▸ Exercise
Starting at the line that contains "Enumerate this screenshot's", reproduce each line exactly up to and including the line that contains "Read all visible content and emit it as JSON.". Reproduce nothing else.

☆ ☆ ☆

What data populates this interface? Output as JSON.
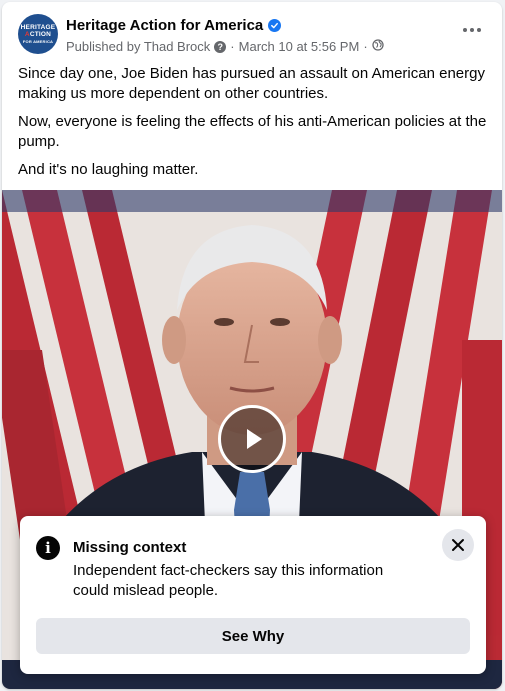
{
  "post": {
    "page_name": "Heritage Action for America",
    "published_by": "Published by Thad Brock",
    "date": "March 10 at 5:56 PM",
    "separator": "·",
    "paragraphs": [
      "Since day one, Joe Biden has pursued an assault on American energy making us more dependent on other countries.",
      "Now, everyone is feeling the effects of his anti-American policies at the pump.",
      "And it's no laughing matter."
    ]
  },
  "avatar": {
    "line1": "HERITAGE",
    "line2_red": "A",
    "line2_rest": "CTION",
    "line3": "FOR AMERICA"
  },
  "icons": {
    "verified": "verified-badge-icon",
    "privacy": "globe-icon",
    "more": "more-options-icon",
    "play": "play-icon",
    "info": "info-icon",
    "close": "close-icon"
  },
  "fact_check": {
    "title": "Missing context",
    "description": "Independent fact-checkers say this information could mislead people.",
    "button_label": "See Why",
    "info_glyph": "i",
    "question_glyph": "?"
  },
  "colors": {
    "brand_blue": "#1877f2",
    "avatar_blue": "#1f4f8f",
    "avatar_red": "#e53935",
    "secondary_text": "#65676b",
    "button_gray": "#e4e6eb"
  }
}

☆ ☆ ☆

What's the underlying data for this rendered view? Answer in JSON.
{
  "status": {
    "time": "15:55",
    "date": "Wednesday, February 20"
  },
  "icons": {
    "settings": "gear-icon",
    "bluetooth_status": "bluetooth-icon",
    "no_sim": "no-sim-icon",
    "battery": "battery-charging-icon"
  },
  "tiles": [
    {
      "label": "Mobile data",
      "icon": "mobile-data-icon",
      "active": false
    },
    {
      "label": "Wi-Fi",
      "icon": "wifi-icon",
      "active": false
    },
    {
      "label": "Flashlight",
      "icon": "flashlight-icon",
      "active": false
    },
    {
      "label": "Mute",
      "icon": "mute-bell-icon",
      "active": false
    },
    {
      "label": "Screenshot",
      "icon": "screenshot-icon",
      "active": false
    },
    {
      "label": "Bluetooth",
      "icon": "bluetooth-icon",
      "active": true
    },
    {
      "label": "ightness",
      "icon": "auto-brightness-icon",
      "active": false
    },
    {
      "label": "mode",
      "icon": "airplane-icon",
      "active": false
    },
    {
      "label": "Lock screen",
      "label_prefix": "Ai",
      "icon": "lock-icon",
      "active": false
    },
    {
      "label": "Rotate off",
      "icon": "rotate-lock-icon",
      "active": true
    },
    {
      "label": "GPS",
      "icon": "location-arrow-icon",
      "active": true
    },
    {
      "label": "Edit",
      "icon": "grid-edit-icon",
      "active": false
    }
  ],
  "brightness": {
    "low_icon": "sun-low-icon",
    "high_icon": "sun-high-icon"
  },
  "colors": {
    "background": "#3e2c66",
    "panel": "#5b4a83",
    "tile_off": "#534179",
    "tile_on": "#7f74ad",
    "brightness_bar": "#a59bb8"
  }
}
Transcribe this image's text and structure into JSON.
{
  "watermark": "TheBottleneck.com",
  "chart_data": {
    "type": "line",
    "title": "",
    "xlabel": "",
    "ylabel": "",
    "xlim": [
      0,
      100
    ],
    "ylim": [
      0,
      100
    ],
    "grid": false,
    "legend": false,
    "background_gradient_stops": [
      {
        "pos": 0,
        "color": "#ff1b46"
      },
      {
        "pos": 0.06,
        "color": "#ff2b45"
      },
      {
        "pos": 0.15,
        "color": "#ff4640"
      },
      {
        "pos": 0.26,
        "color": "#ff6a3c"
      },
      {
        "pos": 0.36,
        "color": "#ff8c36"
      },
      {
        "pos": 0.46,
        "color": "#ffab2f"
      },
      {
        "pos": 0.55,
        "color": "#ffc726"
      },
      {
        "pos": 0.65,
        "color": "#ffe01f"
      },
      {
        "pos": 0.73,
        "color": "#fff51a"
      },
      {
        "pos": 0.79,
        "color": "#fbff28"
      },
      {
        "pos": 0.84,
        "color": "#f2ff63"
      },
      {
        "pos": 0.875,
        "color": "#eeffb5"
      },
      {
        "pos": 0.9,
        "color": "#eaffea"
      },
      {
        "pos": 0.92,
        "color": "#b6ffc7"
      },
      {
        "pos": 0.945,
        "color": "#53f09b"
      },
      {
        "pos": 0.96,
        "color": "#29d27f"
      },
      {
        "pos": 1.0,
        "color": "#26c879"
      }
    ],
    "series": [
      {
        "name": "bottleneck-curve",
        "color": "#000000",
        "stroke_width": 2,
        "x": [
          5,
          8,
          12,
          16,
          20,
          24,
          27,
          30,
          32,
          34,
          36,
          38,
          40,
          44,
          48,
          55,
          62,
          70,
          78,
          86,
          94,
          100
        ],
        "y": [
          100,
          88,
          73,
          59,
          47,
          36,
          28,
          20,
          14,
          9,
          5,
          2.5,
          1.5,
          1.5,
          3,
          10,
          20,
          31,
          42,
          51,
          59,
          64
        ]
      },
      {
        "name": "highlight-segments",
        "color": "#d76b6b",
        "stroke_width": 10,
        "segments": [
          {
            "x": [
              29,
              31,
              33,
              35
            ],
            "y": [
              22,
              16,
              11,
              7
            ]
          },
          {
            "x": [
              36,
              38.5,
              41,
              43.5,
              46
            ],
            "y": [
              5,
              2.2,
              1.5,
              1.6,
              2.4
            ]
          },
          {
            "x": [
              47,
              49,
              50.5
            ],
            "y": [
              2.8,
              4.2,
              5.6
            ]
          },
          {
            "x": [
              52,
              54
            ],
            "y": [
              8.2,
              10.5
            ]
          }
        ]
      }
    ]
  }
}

☆ ☆ ☆

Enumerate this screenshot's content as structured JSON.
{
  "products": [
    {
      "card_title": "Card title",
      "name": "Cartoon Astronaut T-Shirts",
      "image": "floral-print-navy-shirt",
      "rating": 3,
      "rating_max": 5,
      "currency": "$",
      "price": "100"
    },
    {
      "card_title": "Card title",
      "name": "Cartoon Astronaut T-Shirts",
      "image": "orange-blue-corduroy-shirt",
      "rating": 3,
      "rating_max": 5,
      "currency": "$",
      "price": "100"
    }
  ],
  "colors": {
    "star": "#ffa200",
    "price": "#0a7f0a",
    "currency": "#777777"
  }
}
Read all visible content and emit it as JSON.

☆ ☆ ☆

▸ Task solution
Enumerate this screenshot's content as structured JSON.
{
  "products": [
    {
      "card_title": "Card title",
      "name": "Cartoon Astronaut T-Shirts",
      "image": "floral-print-navy-shirt",
      "rating": 3,
      "rating_max": 5,
      "currency": "$",
      "price": "100"
    },
    {
      "card_title": "Card title",
      "name": "Cartoon Astronaut T-Shirts",
      "image": "orange-blue-corduroy-shirt",
      "rating": 3,
      "rating_max": 5,
      "currency": "$",
      "price": "100"
    }
  ],
  "colors": {
    "star": "#ffa200",
    "price": "#0a7f0a",
    "currency": "#777777"
  }
}
Read all visible content and emit it as JSON.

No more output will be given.